Return every line below in which "controles" appears.

(Saved entries)
§ §

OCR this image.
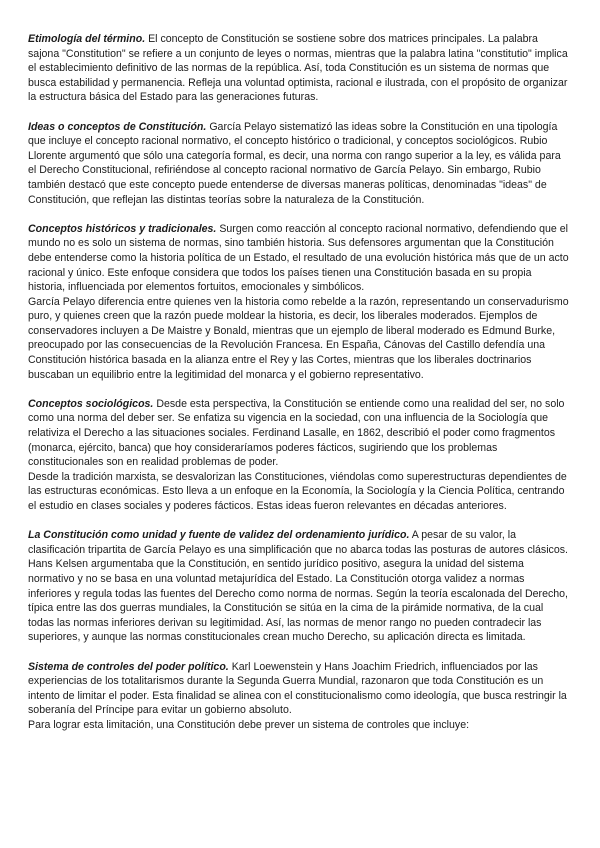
Etimología del término. El concepto de Constitución se sostiene sobre dos matrices principales. La palabra sajona "Constitution" se refiere a un conjunto de leyes o normas, mientras que la palabra latina "constitutio" implica el establecimiento definitivo de las normas de la república. Así, toda Constitución es un sistema de normas que busca estabilidad y permanencia. Refleja una voluntad optimista, racional e ilustrada, con el propósito de organizar la estructura básica del Estado para las generaciones futuras.

Ideas o conceptos de Constitución. García Pelayo sistematizó las ideas sobre la Constitución en una tipología que incluye el concepto racional normativo, el concepto histórico o tradicional, y conceptos sociológicos. Rubio Llorente argumentó que sólo una categoría formal, es decir, una norma con rango superior a la ley, es válida para el Derecho Constitucional, refiriéndose al concepto racional normativo de García Pelayo. Sin embargo, Rubio también destacó que este concepto puede entenderse de diversas maneras políticas, denominadas "ideas" de Constitución, que reflejan las distintas teorías sobre la naturaleza de la Constitución.

Conceptos históricos y tradicionales. Surgen como reacción al concepto racional normativo, defendiendo que el mundo no es solo un sistema de normas, sino también historia. Sus defensores argumentan que la Constitución debe entenderse como la historia política de un Estado, el resultado de una evolución histórica más que de un acto racional y único. Este enfoque considera que todos los países tienen una Constitución basada en su propia historia, influenciada por elementos fortuitos, emocionales y simbólicos.

García Pelayo diferencia entre quienes ven la historia como rebelde a la razón, representando un conservadurismo puro, y quienes creen que la razón puede moldear la historia, es decir, los liberales moderados. Ejemplos de conservadores incluyen a De Maistre y Bonald, mientras que un ejemplo de liberal moderado es Edmund Burke, preocupado por las consecuencias de la Revolución Francesa. En España, Cánovas del Castillo defendía una Constitución histórica basada en la alianza entre el Rey y las Cortes, mientras que los liberales doctrinarios buscaban un equilibrio entre la legitimidad del monarca y el gobierno representativo.

Conceptos sociológicos. Desde esta perspectiva, la Constitución se entiende como una realidad del ser, no solo como una norma del deber ser. Se enfatiza su vigencia en la sociedad, con una influencia de la Sociología que relativiza el Derecho a las situaciones sociales. Ferdinand Lasalle, en 1862, describió el poder como fragmentos (monarca, ejército, banca) que hoy consideraríamos poderes fácticos, sugiriendo que los problemas constitucionales son en realidad problemas de poder.

Desde la tradición marxista, se desvalorizan las Constituciones, viéndolas como superestructuras dependientes de las estructuras económicas. Esto lleva a un enfoque en la Economía, la Sociología y la Ciencia Política, centrando el estudio en clases sociales y poderes fácticos. Estas ideas fueron relevantes en décadas anteriores.

La Constitución como unidad y fuente de validez del ordenamiento jurídico. A pesar de su valor, la clasificación tripartita de García Pelayo es una simplificación que no abarca todas las posturas de autores clásicos. Hans Kelsen argumentaba que la Constitución, en sentido jurídico positivo, asegura la unidad del sistema normativo y no se basa en una voluntad metajurídica del Estado. La Constitución otorga validez a normas inferiores y regula todas las fuentes del Derecho como norma de normas. Según la teoría escalonada del Derecho, típica entre las dos guerras mundiales, la Constitución se sitúa en la cima de la pirámide normativa, de la cual todas las normas inferiores derivan su legitimidad. Así, las normas de menor rango no pueden contradecir las superiores, y aunque las normas constitucionales crean mucho Derecho, su aplicación directa es limitada.

Sistema de controles del poder político. Karl Loewenstein y Hans Joachim Friedrich, influenciados por las experiencias de los totalitarismos durante la Segunda Guerra Mundial, razonaron que toda Constitución es un intento de limitar el poder. Esta finalidad se alinea con el constitucionalismo como ideología, que busca restringir la soberanía del Príncipe para evitar un gobierno absoluto.

Para lograr esta limitación, una Constitución debe prever un sistema de controles que incluye:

§ §

■ Result for this task
Sistema de controles del poder político. Karl Loewenstein y Hans Joachim Friedrich, influenciados por las experiencias de los totalitarismos durante la Segunda Guerra Mundial, razonaron que toda Constitución es un intento de limitar el poder. Esta finalidad se alinea con el constitucionalismo como ideología, que busca restringir la soberanía del Príncipe para evitar un gobierno absoluto.
Para lograr esta limitación, una Constitución debe prever un sistema de controles que incluye:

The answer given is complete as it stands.